Go through the data and copy every line exactly, but not the images.

━━━ Excerpted data ━━━

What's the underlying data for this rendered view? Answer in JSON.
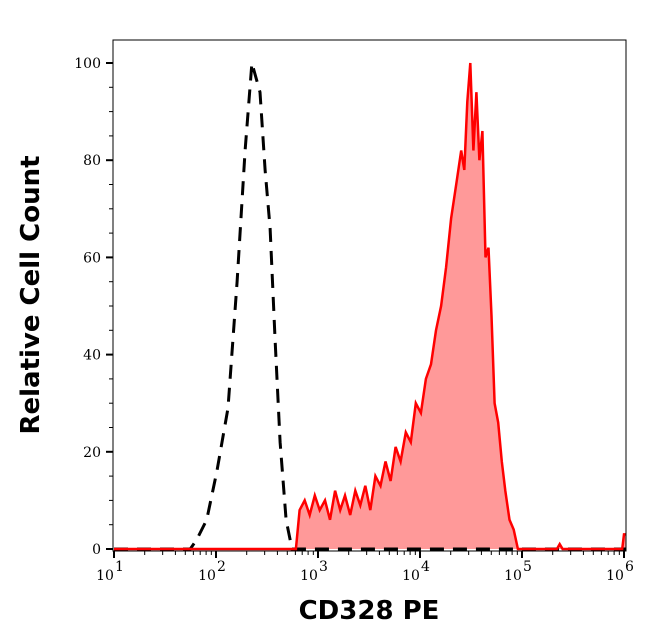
{
  "chart_data": {
    "type": "area",
    "title": "",
    "xlabel": "CD328 PE",
    "ylabel": "Relative Cell Count",
    "xscale": "log",
    "xlim": [
      10,
      1050000
    ],
    "ylim": [
      0,
      105
    ],
    "grid": false,
    "x_ticks": [
      {
        "base": "10",
        "exp": "1",
        "value": 10
      },
      {
        "base": "10",
        "exp": "2",
        "value": 100
      },
      {
        "base": "10",
        "exp": "3",
        "value": 1000
      },
      {
        "base": "10",
        "exp": "4",
        "value": 10000
      },
      {
        "base": "10",
        "exp": "5",
        "value": 100000
      },
      {
        "base": "10",
        "exp": "6",
        "value": 1000000
      }
    ],
    "y_ticks": [
      {
        "label": "0",
        "value": 0
      },
      {
        "label": "20",
        "value": 20
      },
      {
        "label": "40",
        "value": 40
      },
      {
        "label": "60",
        "value": 60
      },
      {
        "label": "80",
        "value": 80
      },
      {
        "label": "100",
        "value": 100
      }
    ],
    "series": [
      {
        "style": "dashed-line",
        "color": "#000000",
        "x": [
          10,
          56,
          65,
          81,
          102,
          131,
          161,
          193,
          225,
          270,
          303,
          339,
          380,
          425,
          487,
          556,
          1050000
        ],
        "y": [
          0,
          0,
          2,
          6,
          16,
          29,
          55,
          82,
          100,
          94,
          78,
          66,
          43,
          22,
          6,
          0,
          0
        ]
      },
      {
        "style": "filled-line",
        "color": "#ff0000",
        "fill": "#ff9999",
        "x": [
          10,
          607,
          660,
          740,
          830,
          930,
          1040,
          1170,
          1310,
          1470,
          1650,
          1840,
          2070,
          2320,
          2600,
          2910,
          3260,
          3650,
          4100,
          4590,
          5150,
          5770,
          6460,
          7250,
          8120,
          9100,
          10200,
          11430,
          12810,
          14360,
          16090,
          18030,
          20200,
          22640,
          25370,
          27170,
          29080,
          31140,
          33350,
          35700,
          38240,
          40940,
          43840,
          46950,
          50270,
          53830,
          58380,
          63310,
          68660,
          75480,
          82970,
          91220,
          220000,
          234000,
          250000,
          960000,
          1000000,
          1050000
        ],
        "y": [
          0,
          0,
          8,
          10,
          7,
          11,
          8,
          10,
          6,
          12,
          8,
          11,
          7,
          12,
          9,
          13,
          8,
          15,
          13,
          18,
          14,
          21,
          18,
          24,
          22,
          30,
          28,
          35,
          38,
          45,
          50,
          58,
          68,
          75,
          82,
          78,
          92,
          100,
          82,
          94,
          80,
          86,
          60,
          62,
          48,
          30,
          26,
          18,
          12,
          6,
          4,
          0,
          0,
          1,
          0,
          0,
          3,
          3
        ]
      }
    ]
  }
}
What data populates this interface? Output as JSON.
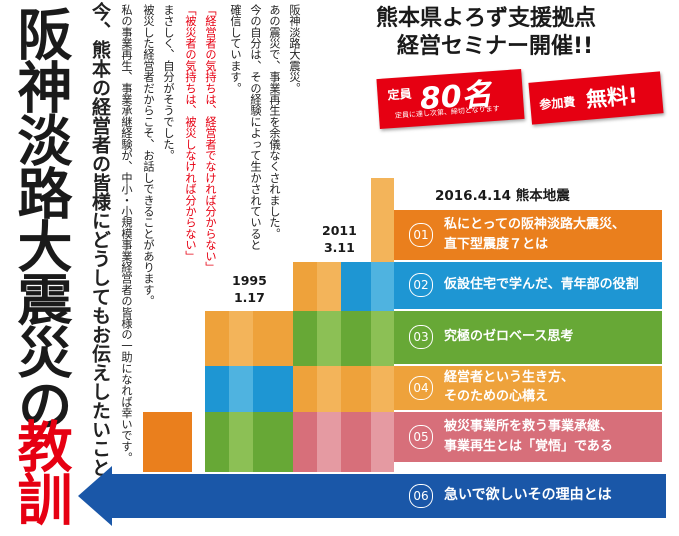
{
  "title": {
    "main": "阪神淡路大震災の",
    "main_red": "教訓",
    "subtitle": "今、熊本の経営者の皆様にどうしてもお伝えしたいこと"
  },
  "body_columns": [
    "阪神淡路大震災。",
    "あの震災で、事業再生を余儀なくされました。",
    "今の自分は、その経験によって生かされていると",
    "確信しています。",
    "「経営者の気持ちは、経営者でなければ分からない」",
    "「被災者の気持ちは、被災しなければ分からない」",
    "まさしく、自分がそうでした。",
    "被災した経営者だからこそ、お話しできることがあります。",
    "私の事業再生、事業承継経験が、中小・小規模事業経営者の皆様の一助になれば幸いです。"
  ],
  "header": {
    "line1": "熊本県よろず支援拠点",
    "line2": "経営セミナー開催!!"
  },
  "badges": {
    "capacity_label": "定員",
    "capacity_value": "80名",
    "capacity_note": "定員に達し次第、締切となります",
    "fee_label": "参加費",
    "fee_value": "無料!"
  },
  "timeline": {
    "y1995": "1995",
    "y1995_date": "1.17",
    "y2011": "2011",
    "y2011_date": "3.11",
    "y2016": "2016.4.14 熊本地震"
  },
  "topics": [
    {
      "num": "01",
      "line1": "私にとっての阪神淡路大震災、",
      "line2": "直下型震度７とは",
      "color": "#ea7f1d"
    },
    {
      "num": "02",
      "line1": "仮設住宅で学んだ、青年部の役割",
      "line2": "",
      "color": "#1e96d3"
    },
    {
      "num": "03",
      "line1": "究極のゼロベース思考",
      "line2": "",
      "color": "#67a836"
    },
    {
      "num": "04",
      "line1": "経営者という生き方、",
      "line2": "そのための心構え",
      "color": "#eea23b"
    },
    {
      "num": "05",
      "line1": "被災事業所を救う事業承継、",
      "line2": "事業再生とは「覚悟」である",
      "color": "#d76f7a"
    },
    {
      "num": "06",
      "line1": "急いで欲しいその理由とは",
      "line2": "",
      "color": "#1a57a8"
    }
  ],
  "colors": {
    "red": "#e60012",
    "orange": "#ea7f1d",
    "blue": "#1e96d3",
    "green": "#67a836",
    "lightorange": "#eea23b",
    "pink": "#d76f7a",
    "navy": "#1a57a8"
  }
}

━━━

- [Result below]:
What's the underlying data for this rendered view? Answer in JSON.
{
  "chart_data": {
    "type": "area",
    "title": "",
    "xlabel": "CD328 PE",
    "ylabel": "Relative Cell Count",
    "xscale": "log",
    "xlim": [
      10,
      1050000
    ],
    "ylim": [
      0,
      105
    ],
    "grid": false,
    "x_ticks": [
      {
        "base": "10",
        "exp": "1",
        "value": 10
      },
      {
        "base": "10",
        "exp": "2",
        "value": 100
      },
      {
        "base": "10",
        "exp": "3",
        "value": 1000
      },
      {
        "base": "10",
        "exp": "4",
        "value": 10000
      },
      {
        "base": "10",
        "exp": "5",
        "value": 100000
      },
      {
        "base": "10",
        "exp": "6",
        "value": 1000000
      }
    ],
    "y_ticks": [
      {
        "label": "0",
        "value": 0
      },
      {
        "label": "20",
        "value": 20
      },
      {
        "label": "40",
        "value": 40
      },
      {
        "label": "60",
        "value": 60
      },
      {
        "label": "80",
        "value": 80
      },
      {
        "label": "100",
        "value": 100
      }
    ],
    "series": [
      {
        "style": "dashed-line",
        "color": "#000000",
        "x": [
          10,
          56,
          65,
          81,
          102,
          131,
          161,
          193,
          225,
          270,
          303,
          339,
          380,
          425,
          487,
          556,
          1050000
        ],
        "y": [
          0,
          0,
          2,
          6,
          16,
          29,
          55,
          82,
          100,
          94,
          78,
          66,
          43,
          22,
          6,
          0,
          0
        ]
      },
      {
        "style": "filled-line",
        "color": "#ff0000",
        "fill": "#ff9999",
        "x": [
          10,
          607,
          660,
          740,
          830,
          930,
          1040,
          1170,
          1310,
          1470,
          1650,
          1840,
          2070,
          2320,
          2600,
          2910,
          3260,
          3650,
          4100,
          4590,
          5150,
          5770,
          6460,
          7250,
          8120,
          9100,
          10200,
          11430,
          12810,
          14360,
          16090,
          18030,
          20200,
          22640,
          25370,
          27170,
          29080,
          31140,
          33350,
          35700,
          38240,
          40940,
          43840,
          46950,
          50270,
          53830,
          58380,
          63310,
          68660,
          75480,
          82970,
          91220,
          220000,
          234000,
          250000,
          960000,
          1000000,
          1050000
        ],
        "y": [
          0,
          0,
          8,
          10,
          7,
          11,
          8,
          10,
          6,
          12,
          8,
          11,
          7,
          12,
          9,
          13,
          8,
          15,
          13,
          18,
          14,
          21,
          18,
          24,
          22,
          30,
          28,
          35,
          38,
          45,
          50,
          58,
          68,
          75,
          82,
          78,
          92,
          100,
          82,
          94,
          80,
          86,
          60,
          62,
          48,
          30,
          26,
          18,
          12,
          6,
          4,
          0,
          0,
          1,
          0,
          0,
          3,
          3
        ]
      }
    ]
  }
}
What data populates this interface? Output as JSON.
{
  "title": {
    "main": "阪神淡路大震災の",
    "main_red": "教訓",
    "subtitle": "今、熊本の経営者の皆様にどうしてもお伝えしたいこと"
  },
  "body_columns": [
    "阪神淡路大震災。",
    "あの震災で、事業再生を余儀なくされました。",
    "今の自分は、その経験によって生かされていると",
    "確信しています。",
    "「経営者の気持ちは、経営者でなければ分からない」",
    "「被災者の気持ちは、被災しなければ分からない」",
    "まさしく、自分がそうでした。",
    "被災した経営者だからこそ、お話しできることがあります。",
    "私の事業再生、事業承継経験が、中小・小規模事業経営者の皆様の一助になれば幸いです。"
  ],
  "header": {
    "line1": "熊本県よろず支援拠点",
    "line2": "経営セミナー開催!!"
  },
  "badges": {
    "capacity_label": "定員",
    "capacity_value": "80名",
    "capacity_note": "定員に達し次第、締切となります",
    "fee_label": "参加費",
    "fee_value": "無料!"
  },
  "timeline": {
    "y1995": "1995",
    "y1995_date": "1.17",
    "y2011": "2011",
    "y2011_date": "3.11",
    "y2016": "2016.4.14 熊本地震"
  },
  "topics": [
    {
      "num": "01",
      "line1": "私にとっての阪神淡路大震災、",
      "line2": "直下型震度７とは",
      "color": "#ea7f1d"
    },
    {
      "num": "02",
      "line1": "仮設住宅で学んだ、青年部の役割",
      "line2": "",
      "color": "#1e96d3"
    },
    {
      "num": "03",
      "line1": "究極のゼロベース思考",
      "line2": "",
      "color": "#67a836"
    },
    {
      "num": "04",
      "line1": "経営者という生き方、",
      "line2": "そのための心構え",
      "color": "#eea23b"
    },
    {
      "num": "05",
      "line1": "被災事業所を救う事業承継、",
      "line2": "事業再生とは「覚悟」である",
      "color": "#d76f7a"
    },
    {
      "num": "06",
      "line1": "急いで欲しいその理由とは",
      "line2": "",
      "color": "#1a57a8"
    }
  ],
  "colors": {
    "red": "#e60012",
    "orange": "#ea7f1d",
    "blue": "#1e96d3",
    "green": "#67a836",
    "lightorange": "#eea23b",
    "pink": "#d76f7a",
    "navy": "#1a57a8"
  }
}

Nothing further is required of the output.